▶ [AIM] Extract all lines containing "text".

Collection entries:
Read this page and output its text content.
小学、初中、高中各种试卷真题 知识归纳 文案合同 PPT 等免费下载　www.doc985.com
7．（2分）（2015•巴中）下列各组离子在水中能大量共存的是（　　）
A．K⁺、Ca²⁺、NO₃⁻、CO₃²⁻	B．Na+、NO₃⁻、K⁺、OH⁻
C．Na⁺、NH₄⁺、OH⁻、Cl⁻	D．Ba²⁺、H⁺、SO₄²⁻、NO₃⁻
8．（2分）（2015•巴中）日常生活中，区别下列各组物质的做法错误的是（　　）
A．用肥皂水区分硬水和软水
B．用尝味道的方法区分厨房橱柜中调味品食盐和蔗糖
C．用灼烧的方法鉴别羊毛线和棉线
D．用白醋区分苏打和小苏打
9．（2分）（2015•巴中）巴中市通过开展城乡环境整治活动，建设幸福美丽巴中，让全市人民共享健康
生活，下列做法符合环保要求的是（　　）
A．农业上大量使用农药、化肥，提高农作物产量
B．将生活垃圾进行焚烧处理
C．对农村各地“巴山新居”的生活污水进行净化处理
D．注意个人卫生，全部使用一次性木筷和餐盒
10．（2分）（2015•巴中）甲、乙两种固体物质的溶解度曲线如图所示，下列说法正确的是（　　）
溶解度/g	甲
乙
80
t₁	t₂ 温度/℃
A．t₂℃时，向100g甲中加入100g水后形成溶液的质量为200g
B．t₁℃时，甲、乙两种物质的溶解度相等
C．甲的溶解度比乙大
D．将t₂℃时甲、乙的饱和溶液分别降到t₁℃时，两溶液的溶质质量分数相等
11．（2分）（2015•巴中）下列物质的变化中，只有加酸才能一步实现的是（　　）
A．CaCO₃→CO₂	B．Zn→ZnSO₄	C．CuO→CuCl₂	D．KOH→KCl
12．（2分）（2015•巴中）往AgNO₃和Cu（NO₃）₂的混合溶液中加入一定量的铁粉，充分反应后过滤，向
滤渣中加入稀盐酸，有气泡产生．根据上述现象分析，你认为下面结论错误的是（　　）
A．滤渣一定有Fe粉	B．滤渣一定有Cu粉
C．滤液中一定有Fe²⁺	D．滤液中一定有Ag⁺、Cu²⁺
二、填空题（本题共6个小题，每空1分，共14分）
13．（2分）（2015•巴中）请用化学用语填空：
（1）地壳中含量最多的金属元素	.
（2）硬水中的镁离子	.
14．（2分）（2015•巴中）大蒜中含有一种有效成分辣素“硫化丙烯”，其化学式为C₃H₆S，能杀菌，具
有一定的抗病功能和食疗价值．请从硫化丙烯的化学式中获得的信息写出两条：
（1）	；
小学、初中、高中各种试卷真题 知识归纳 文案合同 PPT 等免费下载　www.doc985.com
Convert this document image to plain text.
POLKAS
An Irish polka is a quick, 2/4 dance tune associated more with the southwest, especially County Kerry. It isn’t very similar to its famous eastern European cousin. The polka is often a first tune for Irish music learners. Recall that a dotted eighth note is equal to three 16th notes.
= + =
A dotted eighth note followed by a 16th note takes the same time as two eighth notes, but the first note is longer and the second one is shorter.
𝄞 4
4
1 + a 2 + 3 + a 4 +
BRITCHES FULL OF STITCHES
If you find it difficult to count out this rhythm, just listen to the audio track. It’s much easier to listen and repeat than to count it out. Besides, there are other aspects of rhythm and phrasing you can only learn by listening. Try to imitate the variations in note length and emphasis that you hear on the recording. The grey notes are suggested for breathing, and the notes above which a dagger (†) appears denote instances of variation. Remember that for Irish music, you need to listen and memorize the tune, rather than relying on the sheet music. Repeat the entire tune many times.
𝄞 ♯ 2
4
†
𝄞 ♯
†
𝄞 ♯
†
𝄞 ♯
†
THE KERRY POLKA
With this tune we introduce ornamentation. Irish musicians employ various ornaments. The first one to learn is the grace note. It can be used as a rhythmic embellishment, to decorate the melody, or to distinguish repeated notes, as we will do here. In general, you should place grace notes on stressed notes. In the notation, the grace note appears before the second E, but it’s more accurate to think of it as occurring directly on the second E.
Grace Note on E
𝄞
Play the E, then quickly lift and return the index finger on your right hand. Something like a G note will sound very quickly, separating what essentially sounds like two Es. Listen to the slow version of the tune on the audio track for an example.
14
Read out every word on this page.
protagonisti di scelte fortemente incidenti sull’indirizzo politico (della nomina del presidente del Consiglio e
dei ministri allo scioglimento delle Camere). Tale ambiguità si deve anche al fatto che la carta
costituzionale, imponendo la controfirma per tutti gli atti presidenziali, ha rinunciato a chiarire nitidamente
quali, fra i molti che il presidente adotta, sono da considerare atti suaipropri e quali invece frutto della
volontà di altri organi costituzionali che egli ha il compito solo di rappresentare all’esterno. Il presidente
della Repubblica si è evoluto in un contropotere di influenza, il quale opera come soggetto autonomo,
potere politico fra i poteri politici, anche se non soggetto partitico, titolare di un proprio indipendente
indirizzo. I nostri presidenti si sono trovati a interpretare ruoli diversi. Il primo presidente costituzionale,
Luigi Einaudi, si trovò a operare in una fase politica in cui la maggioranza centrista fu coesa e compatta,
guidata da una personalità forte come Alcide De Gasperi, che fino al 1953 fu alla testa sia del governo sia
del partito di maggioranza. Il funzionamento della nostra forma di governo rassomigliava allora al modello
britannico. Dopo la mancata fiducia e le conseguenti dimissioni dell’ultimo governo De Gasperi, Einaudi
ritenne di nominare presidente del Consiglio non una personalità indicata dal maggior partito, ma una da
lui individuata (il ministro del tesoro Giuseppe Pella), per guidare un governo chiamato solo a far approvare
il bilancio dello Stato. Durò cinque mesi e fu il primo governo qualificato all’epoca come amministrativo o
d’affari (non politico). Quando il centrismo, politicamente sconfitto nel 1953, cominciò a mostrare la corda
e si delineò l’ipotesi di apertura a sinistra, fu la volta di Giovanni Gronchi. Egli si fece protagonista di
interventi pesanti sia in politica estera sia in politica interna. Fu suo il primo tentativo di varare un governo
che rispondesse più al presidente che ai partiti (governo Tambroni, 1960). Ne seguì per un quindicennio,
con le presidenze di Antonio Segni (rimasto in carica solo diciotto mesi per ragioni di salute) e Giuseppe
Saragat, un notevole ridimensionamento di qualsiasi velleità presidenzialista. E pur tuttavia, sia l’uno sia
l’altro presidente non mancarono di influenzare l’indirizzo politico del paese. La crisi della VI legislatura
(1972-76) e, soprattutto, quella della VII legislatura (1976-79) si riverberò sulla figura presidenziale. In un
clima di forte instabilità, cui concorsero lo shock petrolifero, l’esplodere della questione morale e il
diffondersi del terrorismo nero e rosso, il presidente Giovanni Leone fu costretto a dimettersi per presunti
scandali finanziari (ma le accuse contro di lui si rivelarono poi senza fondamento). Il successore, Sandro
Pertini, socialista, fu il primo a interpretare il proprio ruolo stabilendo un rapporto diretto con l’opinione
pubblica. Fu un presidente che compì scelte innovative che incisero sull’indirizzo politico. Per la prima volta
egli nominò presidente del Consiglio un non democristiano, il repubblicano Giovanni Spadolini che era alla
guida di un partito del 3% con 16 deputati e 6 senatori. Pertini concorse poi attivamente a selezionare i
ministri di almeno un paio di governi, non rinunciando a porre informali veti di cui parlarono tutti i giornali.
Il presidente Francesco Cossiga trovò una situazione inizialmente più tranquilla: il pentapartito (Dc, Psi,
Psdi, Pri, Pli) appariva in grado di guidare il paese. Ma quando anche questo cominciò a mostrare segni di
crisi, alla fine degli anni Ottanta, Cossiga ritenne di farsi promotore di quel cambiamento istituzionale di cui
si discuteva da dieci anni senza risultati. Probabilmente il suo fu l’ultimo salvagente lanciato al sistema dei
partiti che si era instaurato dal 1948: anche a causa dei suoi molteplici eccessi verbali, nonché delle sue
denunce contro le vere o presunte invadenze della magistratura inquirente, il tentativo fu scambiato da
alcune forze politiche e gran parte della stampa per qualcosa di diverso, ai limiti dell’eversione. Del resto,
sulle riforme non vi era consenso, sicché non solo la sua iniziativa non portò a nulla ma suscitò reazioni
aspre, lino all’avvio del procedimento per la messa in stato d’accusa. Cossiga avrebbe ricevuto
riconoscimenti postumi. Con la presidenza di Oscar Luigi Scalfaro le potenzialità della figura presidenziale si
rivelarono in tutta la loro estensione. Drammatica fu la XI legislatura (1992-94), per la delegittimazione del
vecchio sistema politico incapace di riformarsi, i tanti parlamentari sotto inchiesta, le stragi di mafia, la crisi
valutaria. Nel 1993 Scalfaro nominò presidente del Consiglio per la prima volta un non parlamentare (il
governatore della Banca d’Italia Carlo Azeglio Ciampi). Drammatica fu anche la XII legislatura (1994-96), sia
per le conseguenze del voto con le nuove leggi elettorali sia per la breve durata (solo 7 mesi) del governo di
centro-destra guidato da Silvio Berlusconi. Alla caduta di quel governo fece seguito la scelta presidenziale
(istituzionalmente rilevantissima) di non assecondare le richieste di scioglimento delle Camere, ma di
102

▶ [COMPLETED TASK]
Read this page and output its text content.
Convert this document image to plain text.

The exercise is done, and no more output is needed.